--- START ---
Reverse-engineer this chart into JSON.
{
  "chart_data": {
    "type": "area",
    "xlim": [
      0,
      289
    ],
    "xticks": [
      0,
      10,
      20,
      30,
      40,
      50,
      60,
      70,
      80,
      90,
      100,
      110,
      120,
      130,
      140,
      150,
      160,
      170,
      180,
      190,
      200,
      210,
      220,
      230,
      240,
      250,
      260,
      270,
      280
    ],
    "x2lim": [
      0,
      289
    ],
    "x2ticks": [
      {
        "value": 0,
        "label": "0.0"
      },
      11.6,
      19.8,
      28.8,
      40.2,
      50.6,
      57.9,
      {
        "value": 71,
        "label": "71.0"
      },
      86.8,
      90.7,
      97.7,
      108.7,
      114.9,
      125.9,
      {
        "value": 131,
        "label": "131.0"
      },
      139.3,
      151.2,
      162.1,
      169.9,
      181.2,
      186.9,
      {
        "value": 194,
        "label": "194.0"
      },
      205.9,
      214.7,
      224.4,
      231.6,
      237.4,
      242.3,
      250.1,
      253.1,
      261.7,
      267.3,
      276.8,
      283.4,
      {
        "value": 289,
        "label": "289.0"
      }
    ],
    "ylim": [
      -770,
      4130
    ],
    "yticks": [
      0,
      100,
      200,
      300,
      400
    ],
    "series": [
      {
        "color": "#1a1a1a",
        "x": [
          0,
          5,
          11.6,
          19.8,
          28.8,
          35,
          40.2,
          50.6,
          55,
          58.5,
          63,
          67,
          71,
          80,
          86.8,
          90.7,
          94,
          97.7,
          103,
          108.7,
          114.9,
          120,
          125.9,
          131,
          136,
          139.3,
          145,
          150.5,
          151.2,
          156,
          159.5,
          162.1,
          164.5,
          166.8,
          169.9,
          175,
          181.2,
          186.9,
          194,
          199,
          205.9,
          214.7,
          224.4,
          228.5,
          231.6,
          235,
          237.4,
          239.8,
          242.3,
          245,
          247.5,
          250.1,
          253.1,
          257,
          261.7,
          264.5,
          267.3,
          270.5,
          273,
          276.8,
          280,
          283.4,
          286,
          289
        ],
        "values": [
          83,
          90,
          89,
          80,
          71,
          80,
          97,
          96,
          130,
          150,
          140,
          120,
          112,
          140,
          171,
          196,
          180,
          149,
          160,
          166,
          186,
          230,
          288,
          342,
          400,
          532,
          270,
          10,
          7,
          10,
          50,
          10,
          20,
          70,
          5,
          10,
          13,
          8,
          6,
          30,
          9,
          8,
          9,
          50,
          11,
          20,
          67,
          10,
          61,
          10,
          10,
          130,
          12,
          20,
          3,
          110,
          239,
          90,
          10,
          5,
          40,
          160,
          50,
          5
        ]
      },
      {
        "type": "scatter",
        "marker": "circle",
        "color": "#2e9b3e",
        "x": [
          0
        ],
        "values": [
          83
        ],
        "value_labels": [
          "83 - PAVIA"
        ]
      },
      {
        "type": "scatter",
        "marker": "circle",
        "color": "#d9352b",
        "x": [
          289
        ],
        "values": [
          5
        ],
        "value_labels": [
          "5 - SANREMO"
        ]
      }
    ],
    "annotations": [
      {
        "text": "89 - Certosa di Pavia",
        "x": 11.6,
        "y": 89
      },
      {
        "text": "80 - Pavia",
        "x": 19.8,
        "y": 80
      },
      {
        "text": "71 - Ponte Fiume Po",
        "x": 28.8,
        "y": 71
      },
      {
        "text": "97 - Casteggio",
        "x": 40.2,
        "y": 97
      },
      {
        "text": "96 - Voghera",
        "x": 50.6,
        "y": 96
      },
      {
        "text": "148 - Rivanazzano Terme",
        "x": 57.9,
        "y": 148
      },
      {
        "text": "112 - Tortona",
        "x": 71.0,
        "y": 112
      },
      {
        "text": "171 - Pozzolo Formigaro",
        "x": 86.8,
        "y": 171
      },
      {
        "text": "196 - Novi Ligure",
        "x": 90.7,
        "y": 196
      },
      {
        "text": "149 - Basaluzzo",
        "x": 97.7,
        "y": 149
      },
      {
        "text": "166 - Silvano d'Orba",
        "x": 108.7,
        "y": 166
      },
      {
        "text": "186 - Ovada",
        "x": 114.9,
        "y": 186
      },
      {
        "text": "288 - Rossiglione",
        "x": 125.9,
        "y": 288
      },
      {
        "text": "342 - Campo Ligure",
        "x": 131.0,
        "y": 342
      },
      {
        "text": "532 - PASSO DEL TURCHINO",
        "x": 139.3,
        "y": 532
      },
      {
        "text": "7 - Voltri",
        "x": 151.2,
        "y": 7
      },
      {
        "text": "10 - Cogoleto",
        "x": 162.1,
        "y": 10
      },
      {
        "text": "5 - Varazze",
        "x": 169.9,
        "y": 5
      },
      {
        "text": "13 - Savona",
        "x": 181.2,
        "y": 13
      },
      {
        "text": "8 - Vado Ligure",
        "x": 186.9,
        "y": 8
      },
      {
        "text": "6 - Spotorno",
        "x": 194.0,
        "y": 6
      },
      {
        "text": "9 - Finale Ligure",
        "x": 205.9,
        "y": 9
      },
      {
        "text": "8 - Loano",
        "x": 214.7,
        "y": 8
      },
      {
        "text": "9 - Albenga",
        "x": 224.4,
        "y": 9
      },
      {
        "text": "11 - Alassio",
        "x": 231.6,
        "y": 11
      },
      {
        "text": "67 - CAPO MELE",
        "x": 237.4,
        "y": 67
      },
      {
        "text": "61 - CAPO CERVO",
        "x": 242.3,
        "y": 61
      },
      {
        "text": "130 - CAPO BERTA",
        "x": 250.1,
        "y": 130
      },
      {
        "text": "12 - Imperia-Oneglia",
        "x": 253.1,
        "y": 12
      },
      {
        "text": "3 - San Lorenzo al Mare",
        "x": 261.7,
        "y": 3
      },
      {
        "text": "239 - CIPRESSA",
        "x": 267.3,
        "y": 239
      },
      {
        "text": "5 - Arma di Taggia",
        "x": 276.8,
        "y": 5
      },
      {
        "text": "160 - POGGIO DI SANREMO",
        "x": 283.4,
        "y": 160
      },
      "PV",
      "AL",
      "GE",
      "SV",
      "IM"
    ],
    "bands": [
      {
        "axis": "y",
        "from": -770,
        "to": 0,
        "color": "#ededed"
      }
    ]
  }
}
--- END ---
Short task: Exactly as written above, please repeat the entries.

Result:
Reverse-engineer this chart into JSON.
{
  "chart_data": {
    "type": "area",
    "xlim": [
      0,
      289
    ],
    "xticks": [
      0,
      10,
      20,
      30,
      40,
      50,
      60,
      70,
      80,
      90,
      100,
      110,
      120,
      130,
      140,
      150,
      160,
      170,
      180,
      190,
      200,
      210,
      220,
      230,
      240,
      250,
      260,
      270,
      280
    ],
    "x2lim": [
      0,
      289
    ],
    "x2ticks": [
      {
        "value": 0,
        "label": "0.0"
      },
      11.6,
      19.8,
      28.8,
      40.2,
      50.6,
      57.9,
      {
        "value": 71,
        "label": "71.0"
      },
      86.8,
      90.7,
      97.7,
      108.7,
      114.9,
      125.9,
      {
        "value": 131,
        "label": "131.0"
      },
      139.3,
      151.2,
      162.1,
      169.9,
      181.2,
      186.9,
      {
        "value": 194,
        "label": "194.0"
      },
      205.9,
      214.7,
      224.4,
      231.6,
      237.4,
      242.3,
      250.1,
      253.1,
      261.7,
      267.3,
      276.8,
      283.4,
      {
        "value": 289,
        "label": "289.0"
      }
    ],
    "ylim": [
      -770,
      4130
    ],
    "yticks": [
      0,
      100,
      200,
      300,
      400
    ],
    "series": [
      {
        "color": "#1a1a1a",
        "x": [
          0,
          5,
          11.6,
          19.8,
          28.8,
          35,
          40.2,
          50.6,
          55,
          58.5,
          63,
          67,
          71,
          80,
          86.8,
          90.7,
          94,
          97.7,
          103,
          108.7,
          114.9,
          120,
          125.9,
          131,
          136,
          139.3,
          145,
          150.5,
          151.2,
          156,
          159.5,
          162.1,
          164.5,
          166.8,
          169.9,
          175,
          181.2,
          186.9,
          194,
          199,
          205.9,
          214.7,
          224.4,
          228.5,
          231.6,
          235,
          237.4,
          239.8,
          242.3,
          245,
          247.5,
          250.1,
          253.1,
          257,
          261.7,
          264.5,
          267.3,
          270.5,
          273,
          276.8,
          280,
          283.4,
          286,
          289
        ],
        "values": [
          83,
          90,
          89,
          80,
          71,
          80,
          97,
          96,
          130,
          150,
          140,
          120,
          112,
          140,
          171,
          196,
          180,
          149,
          160,
          166,
          186,
          230,
          288,
          342,
          400,
          532,
          270,
          10,
          7,
          10,
          50,
          10,
          20,
          70,
          5,
          10,
          13,
          8,
          6,
          30,
          9,
          8,
          9,
          50,
          11,
          20,
          67,
          10,
          61,
          10,
          10,
          130,
          12,
          20,
          3,
          110,
          239,
          90,
          10,
          5,
          40,
          160,
          50,
          5
        ]
      },
      {
        "type": "scatter",
        "marker": "circle",
        "color": "#2e9b3e",
        "x": [
          0
        ],
        "values": [
          83
        ],
        "value_labels": [
          "83 - PAVIA"
        ]
      },
      {
        "type": "scatter",
        "marker": "circle",
        "color": "#d9352b",
        "x": [
          289
        ],
        "values": [
          5
        ],
        "value_labels": [
          "5 - SANREMO"
        ]
      }
    ],
    "annotations": [
      {
        "text": "89 - Certosa di Pavia",
        "x": 11.6,
        "y": 89
      },
      {
        "text": "80 - Pavia",
        "x": 19.8,
        "y": 80
      },
      {
        "text": "71 - Ponte Fiume Po",
        "x": 28.8,
        "y": 71
      },
      {
        "text": "97 - Casteggio",
        "x": 40.2,
        "y": 97
      },
      {
        "text": "96 - Voghera",
        "x": 50.6,
        "y": 96
      },
      {
        "text": "148 - Rivanazzano Terme",
        "x": 57.9,
        "y": 148
      },
      {
        "text": "112 - Tortona",
        "x": 71.0,
        "y": 112
      },
      {
        "text": "171 - Pozzolo Formigaro",
        "x": 86.8,
        "y": 171
      },
      {
        "text": "196 - Novi Ligure",
        "x": 90.7,
        "y": 196
      },
      {
        "text": "149 - Basaluzzo",
        "x": 97.7,
        "y": 149
      },
      {
        "text": "166 - Silvano d'Orba",
        "x": 108.7,
        "y": 166
      },
      {
        "text": "186 - Ovada",
        "x": 114.9,
        "y": 186
      },
      {
        "text": "288 - Rossiglione",
        "x": 125.9,
        "y": 288
      },
      {
        "text": "342 - Campo Ligure",
        "x": 131.0,
        "y": 342
      },
      {
        "text": "532 - PASSO DEL TURCHINO",
        "x": 139.3,
        "y": 532
      },
      {
        "text": "7 - Voltri",
        "x": 151.2,
        "y": 7
      },
      {
        "text": "10 - Cogoleto",
        "x": 162.1,
        "y": 10
      },
      {
        "text": "5 - Varazze",
        "x": 169.9,
        "y": 5
      },
      {
        "text": "13 - Savona",
        "x": 181.2,
        "y": 13
      },
      {
        "text": "8 - Vado Ligure",
        "x": 186.9,
        "y": 8
      },
      {
        "text": "6 - Spotorno",
        "x": 194.0,
        "y": 6
      },
      {
        "text": "9 - Finale Ligure",
        "x": 205.9,
        "y": 9
      },
      {
        "text": "8 - Loano",
        "x": 214.7,
        "y": 8
      },
      {
        "text": "9 - Albenga",
        "x": 224.4,
        "y": 9
      },
      {
        "text": "11 - Alassio",
        "x": 231.6,
        "y": 11
      },
      {
        "text": "67 - CAPO MELE",
        "x": 237.4,
        "y": 67
      },
      {
        "text": "61 - CAPO CERVO",
        "x": 242.3,
        "y": 61
      },
      {
        "text": "130 - CAPO BERTA",
        "x": 250.1,
        "y": 130
      },
      {
        "text": "12 - Imperia-Oneglia",
        "x": 253.1,
        "y": 12
      },
      {
        "text": "3 - San Lorenzo al Mare",
        "x": 261.7,
        "y": 3
      },
      {
        "text": "239 - CIPRESSA",
        "x": 267.3,
        "y": 239
      },
      {
        "text": "5 - Arma di Taggia",
        "x": 276.8,
        "y": 5
      },
      {
        "text": "160 - POGGIO DI SANREMO",
        "x": 283.4,
        "y": 160
      },
      "PV",
      "AL",
      "GE",
      "SV",
      "IM"
    ],
    "bands": [
      {
        "axis": "y",
        "from": -770,
        "to": 0,
        "color": "#ededed"
      }
    ]
  }
}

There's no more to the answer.